Water level indicator on Optimum pot tells you how much water to add for respective cups of rice – 

Abbreviated 3 ½-minute video of cooking rice in Instant Pot and Optimum simultaneously. Notice the need to manually release pressure on instant Pot and the potential risk of handling the vent >>

Video of some of the features of the Optimum PressureCook >>


If you’ve never owned an electric pressure cooker and you’re somewhat intimidated by a traditional, non-electric one, you will love the Instant Pot. Many reviews online rave about the fact that its inner pot is made of stainless steel, though you’ll know if you’re one of my Live Asian Kitchen regulars, that I’ve always been more of a non-stick cookware person. Its lower price point means I sometimes see larger families buy more than one unit for their kitchen.

If like me, you graduated from a traditional pressure cooker directly to an Optimum, you will find that using an Instant Pot feels a little like a step backwards. I love the voice controls on the Optimum, and I love that unlike with the Instant Pot, I don’t have to remember to turn the valve to the sealing position, or grab a wooden spoon to fiddle with the valve to release the pressure, or worry about whether I’ve set the lid correctly and therefore whether my food will cook properly (this has happened twice Live on Air).

— RECORDS —
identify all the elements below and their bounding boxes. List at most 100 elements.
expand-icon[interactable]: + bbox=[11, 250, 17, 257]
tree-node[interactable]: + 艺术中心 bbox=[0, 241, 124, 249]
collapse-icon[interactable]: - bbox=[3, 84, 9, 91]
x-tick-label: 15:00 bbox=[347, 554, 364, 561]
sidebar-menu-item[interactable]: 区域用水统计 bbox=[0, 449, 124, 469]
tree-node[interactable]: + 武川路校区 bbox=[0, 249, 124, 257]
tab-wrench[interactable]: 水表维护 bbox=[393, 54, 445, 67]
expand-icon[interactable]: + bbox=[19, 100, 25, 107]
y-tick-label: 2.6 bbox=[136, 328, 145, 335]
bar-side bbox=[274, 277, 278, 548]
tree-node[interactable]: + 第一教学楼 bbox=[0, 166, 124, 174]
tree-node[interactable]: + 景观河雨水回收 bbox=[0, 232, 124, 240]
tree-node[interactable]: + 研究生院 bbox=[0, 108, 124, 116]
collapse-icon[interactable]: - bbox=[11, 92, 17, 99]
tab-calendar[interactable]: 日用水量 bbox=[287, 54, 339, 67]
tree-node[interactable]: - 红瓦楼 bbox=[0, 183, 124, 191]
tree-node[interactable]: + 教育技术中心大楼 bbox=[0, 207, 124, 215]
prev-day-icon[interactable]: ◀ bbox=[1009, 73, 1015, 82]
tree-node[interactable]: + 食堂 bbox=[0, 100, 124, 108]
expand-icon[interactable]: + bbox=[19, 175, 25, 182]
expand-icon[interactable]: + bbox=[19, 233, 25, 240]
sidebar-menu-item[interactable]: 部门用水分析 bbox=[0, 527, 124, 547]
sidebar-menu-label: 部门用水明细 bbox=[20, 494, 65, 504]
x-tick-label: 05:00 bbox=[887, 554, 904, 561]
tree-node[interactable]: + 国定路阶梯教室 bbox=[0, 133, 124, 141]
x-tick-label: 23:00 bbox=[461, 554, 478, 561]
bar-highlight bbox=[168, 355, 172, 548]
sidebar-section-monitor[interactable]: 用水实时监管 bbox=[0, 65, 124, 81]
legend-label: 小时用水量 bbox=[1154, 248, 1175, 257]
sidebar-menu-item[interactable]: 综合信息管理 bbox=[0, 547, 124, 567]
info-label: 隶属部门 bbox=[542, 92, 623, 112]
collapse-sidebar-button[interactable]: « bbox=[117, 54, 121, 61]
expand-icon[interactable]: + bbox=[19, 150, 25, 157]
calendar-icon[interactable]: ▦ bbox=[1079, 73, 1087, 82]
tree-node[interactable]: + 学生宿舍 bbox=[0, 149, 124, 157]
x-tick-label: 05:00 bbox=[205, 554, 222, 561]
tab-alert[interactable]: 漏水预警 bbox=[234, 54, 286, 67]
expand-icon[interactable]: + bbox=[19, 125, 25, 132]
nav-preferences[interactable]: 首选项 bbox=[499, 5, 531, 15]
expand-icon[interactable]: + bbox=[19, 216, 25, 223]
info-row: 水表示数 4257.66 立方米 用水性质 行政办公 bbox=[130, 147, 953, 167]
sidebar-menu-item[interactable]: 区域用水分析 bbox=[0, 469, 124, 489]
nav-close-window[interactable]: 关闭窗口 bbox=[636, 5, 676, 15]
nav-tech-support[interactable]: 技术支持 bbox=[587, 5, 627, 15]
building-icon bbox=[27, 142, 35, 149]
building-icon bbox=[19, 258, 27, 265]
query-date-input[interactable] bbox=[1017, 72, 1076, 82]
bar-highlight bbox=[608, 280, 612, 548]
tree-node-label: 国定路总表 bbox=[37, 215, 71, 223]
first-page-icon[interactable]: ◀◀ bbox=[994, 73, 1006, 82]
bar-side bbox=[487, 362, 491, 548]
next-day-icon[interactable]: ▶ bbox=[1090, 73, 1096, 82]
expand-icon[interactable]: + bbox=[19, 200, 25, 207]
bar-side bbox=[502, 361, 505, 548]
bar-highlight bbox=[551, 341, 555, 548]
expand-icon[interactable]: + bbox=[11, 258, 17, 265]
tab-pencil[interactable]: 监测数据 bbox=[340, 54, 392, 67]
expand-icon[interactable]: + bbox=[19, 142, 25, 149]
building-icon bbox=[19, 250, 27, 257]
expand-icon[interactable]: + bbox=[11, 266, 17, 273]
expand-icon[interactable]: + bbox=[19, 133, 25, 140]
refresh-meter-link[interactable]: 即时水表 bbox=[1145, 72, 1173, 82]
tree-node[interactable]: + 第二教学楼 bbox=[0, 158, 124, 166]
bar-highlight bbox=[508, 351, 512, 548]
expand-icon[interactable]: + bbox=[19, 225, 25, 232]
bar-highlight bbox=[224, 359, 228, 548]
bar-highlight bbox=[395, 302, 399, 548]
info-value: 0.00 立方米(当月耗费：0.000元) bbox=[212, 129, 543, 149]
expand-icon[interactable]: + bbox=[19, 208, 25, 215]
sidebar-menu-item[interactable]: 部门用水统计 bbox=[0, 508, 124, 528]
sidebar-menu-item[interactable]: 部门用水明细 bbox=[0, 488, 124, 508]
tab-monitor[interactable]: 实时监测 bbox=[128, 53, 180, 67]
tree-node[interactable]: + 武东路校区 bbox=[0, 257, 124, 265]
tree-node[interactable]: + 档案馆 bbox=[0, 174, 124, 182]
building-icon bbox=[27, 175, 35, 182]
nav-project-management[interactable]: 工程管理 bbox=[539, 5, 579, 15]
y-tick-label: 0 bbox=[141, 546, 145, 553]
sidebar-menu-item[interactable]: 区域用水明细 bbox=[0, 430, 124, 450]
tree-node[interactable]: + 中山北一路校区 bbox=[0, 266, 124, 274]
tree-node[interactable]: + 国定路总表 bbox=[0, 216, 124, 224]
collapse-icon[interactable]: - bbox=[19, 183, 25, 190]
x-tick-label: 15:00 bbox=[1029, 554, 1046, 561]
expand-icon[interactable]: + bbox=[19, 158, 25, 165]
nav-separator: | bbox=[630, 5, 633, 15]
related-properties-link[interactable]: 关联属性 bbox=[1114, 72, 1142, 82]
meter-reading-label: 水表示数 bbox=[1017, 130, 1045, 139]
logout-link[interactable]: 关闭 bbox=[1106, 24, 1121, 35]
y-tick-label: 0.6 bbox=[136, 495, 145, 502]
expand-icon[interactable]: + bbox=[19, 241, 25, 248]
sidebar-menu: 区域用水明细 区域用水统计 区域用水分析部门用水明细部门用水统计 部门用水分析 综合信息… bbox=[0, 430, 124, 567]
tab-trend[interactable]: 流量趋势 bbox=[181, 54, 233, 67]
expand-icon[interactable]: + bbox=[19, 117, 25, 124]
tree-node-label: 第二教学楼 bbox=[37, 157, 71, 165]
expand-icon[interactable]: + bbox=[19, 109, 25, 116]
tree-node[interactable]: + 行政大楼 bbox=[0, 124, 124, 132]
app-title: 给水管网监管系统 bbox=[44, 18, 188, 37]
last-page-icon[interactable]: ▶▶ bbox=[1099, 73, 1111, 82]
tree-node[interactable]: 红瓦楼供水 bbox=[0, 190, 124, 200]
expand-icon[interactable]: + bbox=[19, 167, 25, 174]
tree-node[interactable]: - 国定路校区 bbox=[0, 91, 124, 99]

— INSTRUCTIONS —
1 > Please write out the pressure cooker comparison from "Video of some" to "for their kitchen.".
2 > According to the pressure cooker comparison, why does using an Instant Pot feel like a step backwards to someone who went from a traditional pressure cooker straight to an Optimum? Answer in one to three sentences.

— EXPECTED OUTPUTS —
1 >
Video of some of the features of the Optimum PressureCook >>


If you’ve never owned an electric pressure cooker and you’re somewhat intimidated by a traditional, non-electric one, you will love the Instant Pot. Many reviews online rave about the fact that its inner pot is made of stainless steel, though you’ll know if you’re one of my Live Asian Kitchen regulars, that I’ve always been more of a non-stick cookware person. Its lower price point means I sometimes see larger families buy more than one unit for their kitchen.

2 > The Optimum has voice controls. With the Instant Pot, the cook must remember to turn the valve to the sealing position and use a wooden spoon to work the valve to release the pressure. The cook must also worry about whether the lid is set correctly and so whether the food will cook properly.